- [Supplied records]
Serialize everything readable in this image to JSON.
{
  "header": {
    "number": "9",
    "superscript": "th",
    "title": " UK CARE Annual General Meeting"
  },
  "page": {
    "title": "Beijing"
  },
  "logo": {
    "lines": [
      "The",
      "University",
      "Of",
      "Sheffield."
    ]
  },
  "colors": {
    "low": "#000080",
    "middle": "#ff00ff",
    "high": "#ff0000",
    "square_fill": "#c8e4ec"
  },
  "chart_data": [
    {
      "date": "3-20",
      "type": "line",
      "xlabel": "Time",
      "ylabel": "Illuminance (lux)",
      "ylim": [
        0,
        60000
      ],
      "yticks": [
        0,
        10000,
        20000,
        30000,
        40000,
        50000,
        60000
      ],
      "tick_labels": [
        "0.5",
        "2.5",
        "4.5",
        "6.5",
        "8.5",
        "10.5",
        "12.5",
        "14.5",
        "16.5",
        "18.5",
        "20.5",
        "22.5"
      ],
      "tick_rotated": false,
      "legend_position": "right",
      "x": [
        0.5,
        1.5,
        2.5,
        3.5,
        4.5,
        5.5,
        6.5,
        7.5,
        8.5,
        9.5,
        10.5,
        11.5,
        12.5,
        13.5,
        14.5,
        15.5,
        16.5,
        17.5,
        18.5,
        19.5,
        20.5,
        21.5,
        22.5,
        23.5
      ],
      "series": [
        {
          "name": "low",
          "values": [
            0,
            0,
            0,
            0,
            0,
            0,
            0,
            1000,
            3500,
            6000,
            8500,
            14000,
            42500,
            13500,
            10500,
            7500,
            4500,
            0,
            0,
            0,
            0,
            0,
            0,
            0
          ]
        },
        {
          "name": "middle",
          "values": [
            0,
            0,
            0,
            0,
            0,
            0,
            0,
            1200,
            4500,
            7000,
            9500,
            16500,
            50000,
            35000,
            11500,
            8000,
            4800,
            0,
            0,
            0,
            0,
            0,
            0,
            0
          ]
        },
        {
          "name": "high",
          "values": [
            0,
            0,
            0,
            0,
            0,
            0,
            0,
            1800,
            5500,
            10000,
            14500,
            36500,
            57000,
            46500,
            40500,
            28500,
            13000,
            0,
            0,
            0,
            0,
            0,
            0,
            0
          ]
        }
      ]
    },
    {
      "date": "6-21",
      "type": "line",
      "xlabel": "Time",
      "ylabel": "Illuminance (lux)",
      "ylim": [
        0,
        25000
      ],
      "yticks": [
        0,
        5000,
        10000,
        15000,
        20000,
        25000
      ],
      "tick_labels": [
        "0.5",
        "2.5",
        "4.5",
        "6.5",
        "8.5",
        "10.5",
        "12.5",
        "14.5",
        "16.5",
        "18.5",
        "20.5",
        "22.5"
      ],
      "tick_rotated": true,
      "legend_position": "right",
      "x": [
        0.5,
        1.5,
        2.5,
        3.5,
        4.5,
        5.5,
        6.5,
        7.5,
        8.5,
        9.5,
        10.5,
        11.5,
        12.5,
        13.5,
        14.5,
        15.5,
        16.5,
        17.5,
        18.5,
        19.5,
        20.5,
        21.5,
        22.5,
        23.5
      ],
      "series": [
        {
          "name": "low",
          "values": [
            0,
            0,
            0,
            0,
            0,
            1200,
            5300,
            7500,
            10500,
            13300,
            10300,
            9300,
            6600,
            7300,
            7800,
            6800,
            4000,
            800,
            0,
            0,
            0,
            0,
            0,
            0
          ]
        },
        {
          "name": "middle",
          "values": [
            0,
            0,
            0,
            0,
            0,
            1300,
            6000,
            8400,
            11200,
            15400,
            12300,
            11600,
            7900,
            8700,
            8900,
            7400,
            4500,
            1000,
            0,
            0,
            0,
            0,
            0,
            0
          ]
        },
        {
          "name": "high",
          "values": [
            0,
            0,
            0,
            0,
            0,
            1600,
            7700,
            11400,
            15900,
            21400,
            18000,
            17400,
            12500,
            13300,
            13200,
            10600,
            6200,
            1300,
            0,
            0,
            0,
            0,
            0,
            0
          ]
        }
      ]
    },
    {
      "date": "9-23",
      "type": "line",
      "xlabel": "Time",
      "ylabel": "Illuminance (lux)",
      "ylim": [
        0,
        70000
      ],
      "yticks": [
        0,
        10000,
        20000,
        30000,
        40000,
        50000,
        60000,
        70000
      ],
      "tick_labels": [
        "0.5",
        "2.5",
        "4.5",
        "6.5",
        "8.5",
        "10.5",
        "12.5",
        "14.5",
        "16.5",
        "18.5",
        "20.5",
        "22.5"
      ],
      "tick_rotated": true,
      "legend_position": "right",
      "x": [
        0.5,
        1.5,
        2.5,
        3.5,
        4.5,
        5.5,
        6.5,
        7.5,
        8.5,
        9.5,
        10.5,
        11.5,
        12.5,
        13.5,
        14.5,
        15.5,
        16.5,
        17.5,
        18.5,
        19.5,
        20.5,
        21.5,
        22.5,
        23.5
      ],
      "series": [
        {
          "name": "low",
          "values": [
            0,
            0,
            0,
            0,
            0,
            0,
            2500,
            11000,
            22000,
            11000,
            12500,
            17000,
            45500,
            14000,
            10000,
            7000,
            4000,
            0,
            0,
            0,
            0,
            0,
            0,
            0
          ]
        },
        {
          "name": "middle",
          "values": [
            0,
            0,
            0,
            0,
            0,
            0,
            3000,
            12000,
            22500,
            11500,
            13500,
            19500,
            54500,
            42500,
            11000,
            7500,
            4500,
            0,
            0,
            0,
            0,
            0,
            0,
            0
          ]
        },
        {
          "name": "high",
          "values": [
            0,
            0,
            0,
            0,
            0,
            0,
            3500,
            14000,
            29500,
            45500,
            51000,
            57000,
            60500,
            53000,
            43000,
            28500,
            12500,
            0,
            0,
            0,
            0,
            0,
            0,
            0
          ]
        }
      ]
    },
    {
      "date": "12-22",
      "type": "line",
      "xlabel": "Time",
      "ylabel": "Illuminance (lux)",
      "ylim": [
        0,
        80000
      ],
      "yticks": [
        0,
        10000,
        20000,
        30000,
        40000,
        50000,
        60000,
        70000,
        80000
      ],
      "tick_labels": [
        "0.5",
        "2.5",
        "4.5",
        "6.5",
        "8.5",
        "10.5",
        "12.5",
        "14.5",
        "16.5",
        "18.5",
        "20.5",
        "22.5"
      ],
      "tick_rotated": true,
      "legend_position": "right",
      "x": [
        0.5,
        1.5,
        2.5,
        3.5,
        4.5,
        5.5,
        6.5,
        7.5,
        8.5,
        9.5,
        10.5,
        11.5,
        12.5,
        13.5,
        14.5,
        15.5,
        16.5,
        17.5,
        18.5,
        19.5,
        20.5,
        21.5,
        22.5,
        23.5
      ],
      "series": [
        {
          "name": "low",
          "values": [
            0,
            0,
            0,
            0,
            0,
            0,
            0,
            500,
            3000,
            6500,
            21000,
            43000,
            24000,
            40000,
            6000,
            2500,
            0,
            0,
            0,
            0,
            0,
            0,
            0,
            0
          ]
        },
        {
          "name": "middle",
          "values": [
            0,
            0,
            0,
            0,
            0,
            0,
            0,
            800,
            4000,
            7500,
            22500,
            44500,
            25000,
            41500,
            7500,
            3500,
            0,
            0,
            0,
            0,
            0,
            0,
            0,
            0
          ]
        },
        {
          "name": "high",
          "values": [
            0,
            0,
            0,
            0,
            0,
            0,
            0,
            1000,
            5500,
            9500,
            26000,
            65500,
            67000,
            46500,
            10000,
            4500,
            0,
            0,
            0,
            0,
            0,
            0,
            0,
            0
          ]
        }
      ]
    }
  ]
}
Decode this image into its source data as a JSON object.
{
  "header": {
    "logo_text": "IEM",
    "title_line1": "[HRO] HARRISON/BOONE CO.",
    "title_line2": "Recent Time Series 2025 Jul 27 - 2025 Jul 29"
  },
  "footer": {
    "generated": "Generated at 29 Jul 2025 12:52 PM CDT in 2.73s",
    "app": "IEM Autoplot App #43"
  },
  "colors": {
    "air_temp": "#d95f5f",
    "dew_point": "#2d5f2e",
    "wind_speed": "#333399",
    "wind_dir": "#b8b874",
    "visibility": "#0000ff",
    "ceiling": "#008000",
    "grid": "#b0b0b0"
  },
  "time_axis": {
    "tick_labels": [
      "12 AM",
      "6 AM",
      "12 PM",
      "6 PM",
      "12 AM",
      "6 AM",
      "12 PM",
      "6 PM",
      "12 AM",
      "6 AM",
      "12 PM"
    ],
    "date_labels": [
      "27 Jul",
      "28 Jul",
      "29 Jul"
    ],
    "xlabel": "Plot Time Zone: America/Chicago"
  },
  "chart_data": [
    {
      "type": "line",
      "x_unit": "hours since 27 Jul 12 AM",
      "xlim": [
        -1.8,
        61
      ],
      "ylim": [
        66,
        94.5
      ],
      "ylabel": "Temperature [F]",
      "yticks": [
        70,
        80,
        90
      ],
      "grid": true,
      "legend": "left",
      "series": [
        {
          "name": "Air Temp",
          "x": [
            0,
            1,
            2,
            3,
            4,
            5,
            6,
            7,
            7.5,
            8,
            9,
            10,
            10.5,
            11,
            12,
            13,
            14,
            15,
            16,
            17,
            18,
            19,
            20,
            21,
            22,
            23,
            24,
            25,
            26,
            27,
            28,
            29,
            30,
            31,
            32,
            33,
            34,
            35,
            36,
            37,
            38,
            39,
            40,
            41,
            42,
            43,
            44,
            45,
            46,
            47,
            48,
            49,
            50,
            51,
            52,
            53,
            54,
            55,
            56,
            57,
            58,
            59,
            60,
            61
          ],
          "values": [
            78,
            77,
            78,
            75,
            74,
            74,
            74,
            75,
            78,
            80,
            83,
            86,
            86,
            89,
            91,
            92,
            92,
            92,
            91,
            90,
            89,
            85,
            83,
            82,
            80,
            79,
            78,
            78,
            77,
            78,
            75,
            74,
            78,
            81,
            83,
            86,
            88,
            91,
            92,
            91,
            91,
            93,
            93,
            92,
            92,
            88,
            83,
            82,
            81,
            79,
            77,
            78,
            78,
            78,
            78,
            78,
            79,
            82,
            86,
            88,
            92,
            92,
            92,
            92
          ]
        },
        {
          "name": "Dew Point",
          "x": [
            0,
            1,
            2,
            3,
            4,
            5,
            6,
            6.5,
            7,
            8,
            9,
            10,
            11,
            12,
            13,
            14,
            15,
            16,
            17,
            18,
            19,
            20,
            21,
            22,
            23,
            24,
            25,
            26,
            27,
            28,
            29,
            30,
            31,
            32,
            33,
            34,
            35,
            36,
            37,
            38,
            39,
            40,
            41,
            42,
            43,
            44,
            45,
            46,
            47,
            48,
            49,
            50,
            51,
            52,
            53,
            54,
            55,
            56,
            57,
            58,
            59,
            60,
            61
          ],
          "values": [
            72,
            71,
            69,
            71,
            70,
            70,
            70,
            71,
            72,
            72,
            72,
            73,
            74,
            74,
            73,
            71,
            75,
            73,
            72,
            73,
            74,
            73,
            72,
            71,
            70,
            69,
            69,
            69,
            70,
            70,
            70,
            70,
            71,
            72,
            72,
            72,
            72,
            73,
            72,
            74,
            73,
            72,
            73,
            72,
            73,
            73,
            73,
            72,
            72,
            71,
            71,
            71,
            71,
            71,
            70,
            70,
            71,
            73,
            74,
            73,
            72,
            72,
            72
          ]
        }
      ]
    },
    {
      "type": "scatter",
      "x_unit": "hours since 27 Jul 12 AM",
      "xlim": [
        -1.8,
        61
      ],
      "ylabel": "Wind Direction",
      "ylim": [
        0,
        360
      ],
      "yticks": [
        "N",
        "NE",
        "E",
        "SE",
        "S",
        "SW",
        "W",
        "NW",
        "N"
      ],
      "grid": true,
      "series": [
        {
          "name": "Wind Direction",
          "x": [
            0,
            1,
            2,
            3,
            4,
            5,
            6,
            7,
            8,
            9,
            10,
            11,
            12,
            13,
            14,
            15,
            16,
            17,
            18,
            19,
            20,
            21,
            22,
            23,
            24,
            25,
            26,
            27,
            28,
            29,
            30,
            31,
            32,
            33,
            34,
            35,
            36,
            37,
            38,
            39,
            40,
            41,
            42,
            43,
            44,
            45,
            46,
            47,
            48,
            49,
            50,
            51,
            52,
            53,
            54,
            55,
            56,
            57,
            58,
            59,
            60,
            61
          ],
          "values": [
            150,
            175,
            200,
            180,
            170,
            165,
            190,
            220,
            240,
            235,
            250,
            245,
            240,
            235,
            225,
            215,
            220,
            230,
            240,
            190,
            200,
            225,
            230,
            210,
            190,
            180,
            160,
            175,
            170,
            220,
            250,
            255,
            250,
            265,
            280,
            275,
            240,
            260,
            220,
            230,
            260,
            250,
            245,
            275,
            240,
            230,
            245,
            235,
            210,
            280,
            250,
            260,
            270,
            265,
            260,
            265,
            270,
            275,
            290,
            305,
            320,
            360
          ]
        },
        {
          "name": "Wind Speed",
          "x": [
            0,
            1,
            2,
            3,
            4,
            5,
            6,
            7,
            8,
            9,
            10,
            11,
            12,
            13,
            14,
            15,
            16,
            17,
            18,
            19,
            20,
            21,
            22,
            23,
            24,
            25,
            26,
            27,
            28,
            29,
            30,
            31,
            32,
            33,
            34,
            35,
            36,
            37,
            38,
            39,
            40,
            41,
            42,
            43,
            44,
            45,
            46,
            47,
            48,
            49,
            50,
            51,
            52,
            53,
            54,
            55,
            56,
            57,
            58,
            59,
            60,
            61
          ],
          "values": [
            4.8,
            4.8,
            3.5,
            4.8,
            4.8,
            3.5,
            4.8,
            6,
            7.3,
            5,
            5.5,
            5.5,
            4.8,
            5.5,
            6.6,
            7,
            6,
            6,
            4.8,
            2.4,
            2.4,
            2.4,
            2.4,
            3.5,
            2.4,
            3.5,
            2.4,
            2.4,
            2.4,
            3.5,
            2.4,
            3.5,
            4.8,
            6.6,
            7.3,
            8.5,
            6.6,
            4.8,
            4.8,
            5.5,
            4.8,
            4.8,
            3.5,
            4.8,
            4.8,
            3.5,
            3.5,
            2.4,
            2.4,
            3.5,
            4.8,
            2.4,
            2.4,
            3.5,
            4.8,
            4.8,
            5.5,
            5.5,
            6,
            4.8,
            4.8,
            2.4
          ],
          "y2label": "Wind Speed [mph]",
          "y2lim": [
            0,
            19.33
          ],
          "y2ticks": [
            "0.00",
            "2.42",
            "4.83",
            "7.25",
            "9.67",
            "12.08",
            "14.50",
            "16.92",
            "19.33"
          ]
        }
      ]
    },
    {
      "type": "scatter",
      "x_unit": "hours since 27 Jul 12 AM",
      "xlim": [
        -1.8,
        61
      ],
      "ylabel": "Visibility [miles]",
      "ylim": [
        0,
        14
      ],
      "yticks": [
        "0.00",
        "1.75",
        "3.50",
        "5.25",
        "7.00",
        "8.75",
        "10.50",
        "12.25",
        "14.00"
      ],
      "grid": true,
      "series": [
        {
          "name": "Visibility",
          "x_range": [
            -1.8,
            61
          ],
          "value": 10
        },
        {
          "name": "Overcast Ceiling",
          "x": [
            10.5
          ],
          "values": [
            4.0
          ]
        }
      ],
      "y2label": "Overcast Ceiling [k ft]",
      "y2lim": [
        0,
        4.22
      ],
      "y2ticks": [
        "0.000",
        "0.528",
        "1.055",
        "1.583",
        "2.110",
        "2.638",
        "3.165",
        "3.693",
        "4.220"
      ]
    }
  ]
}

- [Job] Copy, from the material above, each line in which the string "image" occurs.

- [Response for this exercise]
Serialize everything readable in this image to JSON.
Decode this image into its source data as a JSON object.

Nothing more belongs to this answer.